-- SET TASK --
Exactly repeat the material, dropping only the pictures.

-- DATASET ENTRIES --
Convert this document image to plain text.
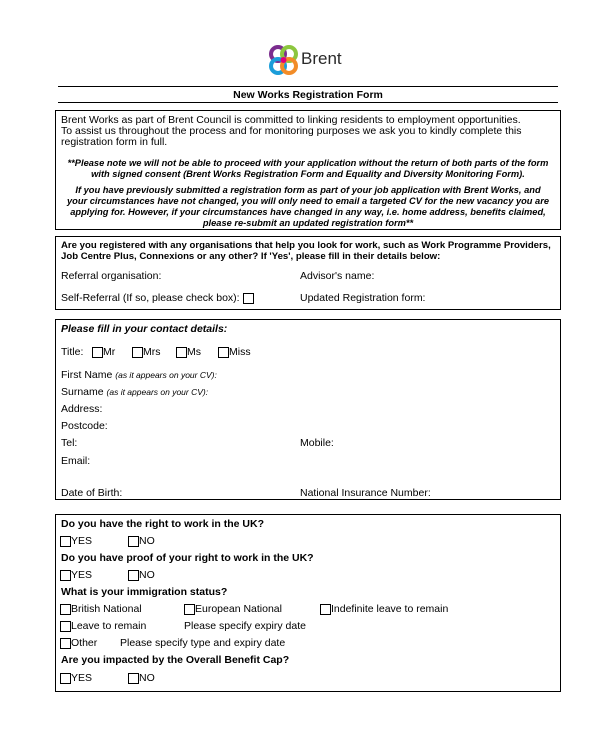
Brent
New Works Registration Form
Brent Works as part of Brent Council is committed to linking residents to employment opportunities.
To assist us throughout the process and for monitoring purposes we ask you to kindly complete this
registration form in full.
**Please note we will not be able to proceed with your application without the return of both parts of the form
with signed consent (Brent Works Registration Form and Equality and Diversity Monitoring Form).
If you have previously submitted a registration form as part of your job application with Brent Works, and
your circumstances have not changed, you will only need to email a targeted CV for the new vacancy you are
applying for. However, if your circumstances have changed in any way, i.e. home address, benefits claimed,
please re-submit an updated registration form**
Are you registered with any organisations that help you look for work, such as Work Programme Providers,
Job Centre Plus, Connexions or any other? If 'Yes', please fill in their details below:
Referral organisation:	Advisor's name:
Self-Referral (If so, please check box):	Updated Registration form:
Please fill in your contact details:
Title:	Mr	Mrs	Ms	Miss
First Name (as it appears on your CV):
Surname (as it appears on your CV):
Address:
Postcode:
Tel:	Mobile:
Email:
Date of Birth:	National Insurance Number:
Do you have the right to work in the UK?
YES	NO
Do you have proof of your right to work in the UK?
YES	NO
What is your immigration status?
British National	European National	Indefinite leave to remain
Leave to remain	Please specify expiry date
Other Please specify type and expiry date
Are you impacted by the Overall Benefit Cap?
YES	NO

-- RIGHT ANSWER --
Convert this document image to plain text.
Brent
New Works Registration Form
Brent Works as part of Brent Council is committed to linking residents to employment opportunities.
To assist us throughout the process and for monitoring purposes we ask you to kindly complete this
registration form in full.
**Please note we will not be able to proceed with your application without the return of both parts of the form
with signed consent (Brent Works Registration Form and Equality and Diversity Monitoring Form).
If you have previously submitted a registration form as part of your job application with Brent Works, and
your circumstances have not changed, you will only need to email a targeted CV for the new vacancy you are
applying for. However, if your circumstances have changed in any way, i.e. home address, benefits claimed,
please re-submit an updated registration form**
Are you registered with any organisations that help you look for work, such as Work Programme Providers,
Job Centre Plus, Connexions or any other? If 'Yes', please fill in their details below:
Referral organisation:	Advisor's name:
Self-Referral (If so, please check box):	Updated Registration form:
Please fill in your contact details:
Title:	Mr	Mrs	Ms	Miss
First Name (as it appears on your CV):
Surname (as it appears on your CV):
Address:
Postcode:
Tel:	Mobile:
Email:
Date of Birth:	National Insurance Number:
Do you have the right to work in the UK?
YES	NO
Do you have proof of your right to work in the UK?
YES	NO
What is your immigration status?
British National	European National	Indefinite leave to remain
Leave to remain	Please specify expiry date
Other Please specify type and expiry date
Are you impacted by the Overall Benefit Cap?
YES	NO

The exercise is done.